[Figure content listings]

'''

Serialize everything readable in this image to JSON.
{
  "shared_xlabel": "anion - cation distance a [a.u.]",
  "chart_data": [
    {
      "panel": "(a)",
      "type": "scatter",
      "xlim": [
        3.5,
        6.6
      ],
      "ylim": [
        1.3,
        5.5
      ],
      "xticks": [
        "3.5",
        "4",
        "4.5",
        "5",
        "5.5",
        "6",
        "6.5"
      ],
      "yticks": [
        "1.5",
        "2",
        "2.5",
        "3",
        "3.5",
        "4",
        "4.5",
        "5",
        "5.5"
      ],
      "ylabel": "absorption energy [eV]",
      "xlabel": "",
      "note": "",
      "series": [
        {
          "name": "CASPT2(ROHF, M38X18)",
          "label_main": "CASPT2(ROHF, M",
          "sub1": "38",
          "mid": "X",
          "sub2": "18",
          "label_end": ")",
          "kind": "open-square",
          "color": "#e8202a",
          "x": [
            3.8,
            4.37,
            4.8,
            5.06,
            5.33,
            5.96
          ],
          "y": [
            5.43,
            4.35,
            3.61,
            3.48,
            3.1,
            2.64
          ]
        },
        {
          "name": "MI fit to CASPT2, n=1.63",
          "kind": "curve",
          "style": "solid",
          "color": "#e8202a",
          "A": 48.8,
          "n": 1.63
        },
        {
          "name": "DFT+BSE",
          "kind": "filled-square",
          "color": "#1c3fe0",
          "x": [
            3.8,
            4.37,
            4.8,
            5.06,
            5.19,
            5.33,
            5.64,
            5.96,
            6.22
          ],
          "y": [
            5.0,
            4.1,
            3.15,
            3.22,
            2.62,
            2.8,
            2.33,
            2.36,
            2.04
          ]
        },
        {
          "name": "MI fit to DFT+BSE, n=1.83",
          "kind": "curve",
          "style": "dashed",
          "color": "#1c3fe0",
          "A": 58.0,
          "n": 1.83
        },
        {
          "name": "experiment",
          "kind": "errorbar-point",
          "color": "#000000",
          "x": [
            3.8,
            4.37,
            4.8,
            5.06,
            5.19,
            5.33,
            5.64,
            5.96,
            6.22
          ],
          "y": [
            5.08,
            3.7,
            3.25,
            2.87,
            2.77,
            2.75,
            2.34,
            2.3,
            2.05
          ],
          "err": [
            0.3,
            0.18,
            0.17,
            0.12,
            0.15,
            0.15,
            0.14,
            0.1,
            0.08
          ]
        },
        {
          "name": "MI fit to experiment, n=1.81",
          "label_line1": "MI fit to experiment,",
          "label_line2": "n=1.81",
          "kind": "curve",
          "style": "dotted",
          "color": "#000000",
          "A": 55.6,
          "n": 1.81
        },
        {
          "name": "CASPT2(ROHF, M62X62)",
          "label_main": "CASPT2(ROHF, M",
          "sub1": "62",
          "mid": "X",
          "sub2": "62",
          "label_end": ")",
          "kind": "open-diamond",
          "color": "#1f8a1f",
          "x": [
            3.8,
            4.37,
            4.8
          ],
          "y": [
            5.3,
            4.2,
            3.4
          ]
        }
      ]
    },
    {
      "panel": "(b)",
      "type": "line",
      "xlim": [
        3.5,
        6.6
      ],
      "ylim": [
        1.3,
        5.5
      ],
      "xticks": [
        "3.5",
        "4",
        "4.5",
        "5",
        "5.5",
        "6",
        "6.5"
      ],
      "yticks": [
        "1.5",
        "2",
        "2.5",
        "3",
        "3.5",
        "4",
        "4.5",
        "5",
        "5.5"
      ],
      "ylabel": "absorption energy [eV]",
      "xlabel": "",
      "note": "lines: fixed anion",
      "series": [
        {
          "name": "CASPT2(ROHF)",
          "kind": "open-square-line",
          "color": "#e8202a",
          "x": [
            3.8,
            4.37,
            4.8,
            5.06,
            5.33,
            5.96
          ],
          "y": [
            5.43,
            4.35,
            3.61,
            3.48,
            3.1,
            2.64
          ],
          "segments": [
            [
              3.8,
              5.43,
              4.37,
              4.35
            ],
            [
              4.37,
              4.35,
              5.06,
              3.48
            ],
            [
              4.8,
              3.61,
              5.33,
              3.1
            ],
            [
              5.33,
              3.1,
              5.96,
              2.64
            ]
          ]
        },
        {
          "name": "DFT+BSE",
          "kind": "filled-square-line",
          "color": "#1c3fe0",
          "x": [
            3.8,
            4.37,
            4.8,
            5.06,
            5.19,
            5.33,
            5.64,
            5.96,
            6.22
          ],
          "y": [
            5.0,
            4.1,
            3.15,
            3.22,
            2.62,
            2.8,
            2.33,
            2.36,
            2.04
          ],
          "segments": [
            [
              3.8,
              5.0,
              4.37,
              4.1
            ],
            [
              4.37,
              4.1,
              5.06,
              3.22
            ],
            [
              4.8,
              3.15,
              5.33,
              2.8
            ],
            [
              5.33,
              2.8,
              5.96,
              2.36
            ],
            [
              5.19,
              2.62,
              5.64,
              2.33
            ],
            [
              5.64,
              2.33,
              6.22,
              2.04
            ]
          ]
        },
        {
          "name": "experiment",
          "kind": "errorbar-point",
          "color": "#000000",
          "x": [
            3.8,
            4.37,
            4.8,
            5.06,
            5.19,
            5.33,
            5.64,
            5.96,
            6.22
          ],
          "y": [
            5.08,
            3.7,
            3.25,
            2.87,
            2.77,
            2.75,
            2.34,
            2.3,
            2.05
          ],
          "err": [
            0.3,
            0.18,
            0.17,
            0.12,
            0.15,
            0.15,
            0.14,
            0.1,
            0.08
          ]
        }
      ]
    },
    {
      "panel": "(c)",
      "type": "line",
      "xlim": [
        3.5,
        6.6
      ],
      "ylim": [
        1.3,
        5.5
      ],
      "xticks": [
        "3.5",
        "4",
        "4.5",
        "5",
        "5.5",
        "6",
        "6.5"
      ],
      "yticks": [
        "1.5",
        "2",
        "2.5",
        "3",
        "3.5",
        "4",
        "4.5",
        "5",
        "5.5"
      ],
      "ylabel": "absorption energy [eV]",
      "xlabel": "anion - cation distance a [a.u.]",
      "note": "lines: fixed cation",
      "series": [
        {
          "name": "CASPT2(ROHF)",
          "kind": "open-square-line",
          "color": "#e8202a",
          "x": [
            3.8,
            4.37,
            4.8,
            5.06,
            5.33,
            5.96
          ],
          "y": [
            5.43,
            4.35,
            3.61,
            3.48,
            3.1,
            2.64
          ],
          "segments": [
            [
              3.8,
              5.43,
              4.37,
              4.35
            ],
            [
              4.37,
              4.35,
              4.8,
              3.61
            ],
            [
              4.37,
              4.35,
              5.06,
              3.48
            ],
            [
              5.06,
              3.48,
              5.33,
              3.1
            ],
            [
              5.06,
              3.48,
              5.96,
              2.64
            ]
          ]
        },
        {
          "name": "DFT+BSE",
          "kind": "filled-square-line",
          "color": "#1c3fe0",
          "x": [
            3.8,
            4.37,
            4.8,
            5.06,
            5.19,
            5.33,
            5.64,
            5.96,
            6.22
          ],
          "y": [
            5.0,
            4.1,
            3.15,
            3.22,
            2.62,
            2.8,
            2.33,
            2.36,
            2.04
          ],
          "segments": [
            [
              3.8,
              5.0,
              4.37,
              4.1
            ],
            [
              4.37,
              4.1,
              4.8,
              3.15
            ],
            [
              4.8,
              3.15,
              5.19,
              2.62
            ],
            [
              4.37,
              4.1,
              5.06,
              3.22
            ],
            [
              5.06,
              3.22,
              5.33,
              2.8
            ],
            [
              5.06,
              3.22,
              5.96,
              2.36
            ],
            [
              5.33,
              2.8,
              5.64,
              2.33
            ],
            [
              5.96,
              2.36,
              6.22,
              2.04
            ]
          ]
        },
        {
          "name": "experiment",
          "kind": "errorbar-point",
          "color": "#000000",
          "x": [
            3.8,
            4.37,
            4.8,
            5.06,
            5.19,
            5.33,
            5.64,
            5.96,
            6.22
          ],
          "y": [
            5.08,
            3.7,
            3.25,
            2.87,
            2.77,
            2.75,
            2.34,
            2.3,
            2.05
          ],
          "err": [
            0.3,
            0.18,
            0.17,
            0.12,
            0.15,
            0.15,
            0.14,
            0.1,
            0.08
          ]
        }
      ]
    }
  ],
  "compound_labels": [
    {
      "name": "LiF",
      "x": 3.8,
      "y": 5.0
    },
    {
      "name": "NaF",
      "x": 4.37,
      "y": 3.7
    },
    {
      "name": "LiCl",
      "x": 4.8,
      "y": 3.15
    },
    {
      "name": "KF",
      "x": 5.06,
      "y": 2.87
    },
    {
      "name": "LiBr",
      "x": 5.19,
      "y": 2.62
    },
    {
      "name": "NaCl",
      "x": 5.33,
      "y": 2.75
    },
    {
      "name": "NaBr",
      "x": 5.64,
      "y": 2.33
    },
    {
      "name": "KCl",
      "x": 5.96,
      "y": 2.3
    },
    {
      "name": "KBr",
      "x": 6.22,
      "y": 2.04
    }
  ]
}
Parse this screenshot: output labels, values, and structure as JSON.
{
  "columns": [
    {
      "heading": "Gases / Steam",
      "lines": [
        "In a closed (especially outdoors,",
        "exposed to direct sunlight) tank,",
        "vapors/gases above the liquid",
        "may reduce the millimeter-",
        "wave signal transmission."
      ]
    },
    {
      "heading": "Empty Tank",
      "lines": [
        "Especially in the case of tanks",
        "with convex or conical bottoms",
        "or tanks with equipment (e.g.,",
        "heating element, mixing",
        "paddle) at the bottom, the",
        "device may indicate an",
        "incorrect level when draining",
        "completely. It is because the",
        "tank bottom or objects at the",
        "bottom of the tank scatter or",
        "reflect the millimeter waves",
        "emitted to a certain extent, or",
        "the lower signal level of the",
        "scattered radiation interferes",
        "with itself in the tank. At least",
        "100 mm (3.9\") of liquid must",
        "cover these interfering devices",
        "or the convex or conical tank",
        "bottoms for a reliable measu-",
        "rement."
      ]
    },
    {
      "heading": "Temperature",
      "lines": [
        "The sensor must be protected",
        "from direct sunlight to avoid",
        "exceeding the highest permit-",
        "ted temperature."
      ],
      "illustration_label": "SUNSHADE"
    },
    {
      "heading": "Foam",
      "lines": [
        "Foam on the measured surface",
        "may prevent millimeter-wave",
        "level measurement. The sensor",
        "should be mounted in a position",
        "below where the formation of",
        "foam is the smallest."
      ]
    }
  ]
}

'''

__Given request__
Copy out exactly the lines from the line with "Parse this screenshot: output" to the end of the listing, including both of those lines, and give nothing else.

__Solution to this problem__
Parse this screenshot: output labels, values, and structure as JSON.
{
  "columns": [
    {
      "heading": "Gases / Steam",
      "lines": [
        "In a closed (especially outdoors,",
        "exposed to direct sunlight) tank,",
        "vapors/gases above the liquid",
        "may reduce the millimeter-",
        "wave signal transmission."
      ]
    },
    {
      "heading": "Empty Tank",
      "lines": [
        "Especially in the case of tanks",
        "with convex or conical bottoms",
        "or tanks with equipment (e.g.,",
        "heating element, mixing",
        "paddle) at the bottom, the",
        "device may indicate an",
        "incorrect level when draining",
        "completely. It is because the",
        "tank bottom or objects at the",
        "bottom of the tank scatter or",
        "reflect the millimeter waves",
        "emitted to a certain extent, or",
        "the lower signal level of the",
        "scattered radiation interferes",
        "with itself in the tank. At least",
        "100 mm (3.9\") of liquid must",
        "cover these interfering devices",
        "or the convex or conical tank",
        "bottoms for a reliable measu-",
        "rement."
      ]
    },
    {
      "heading": "Temperature",
      "lines": [
        "The sensor must be protected",
        "from direct sunlight to avoid",
        "exceeding the highest permit-",
        "ted temperature."
      ],
      "illustration_label": "SUNSHADE"
    },
    {
      "heading": "Foam",
      "lines": [
        "Foam on the measured surface",
        "may prevent millimeter-wave",
        "level measurement. The sensor",
        "should be mounted in a position",
        "below where the formation of",
        "foam is the smallest."
      ]
    }
  ]
}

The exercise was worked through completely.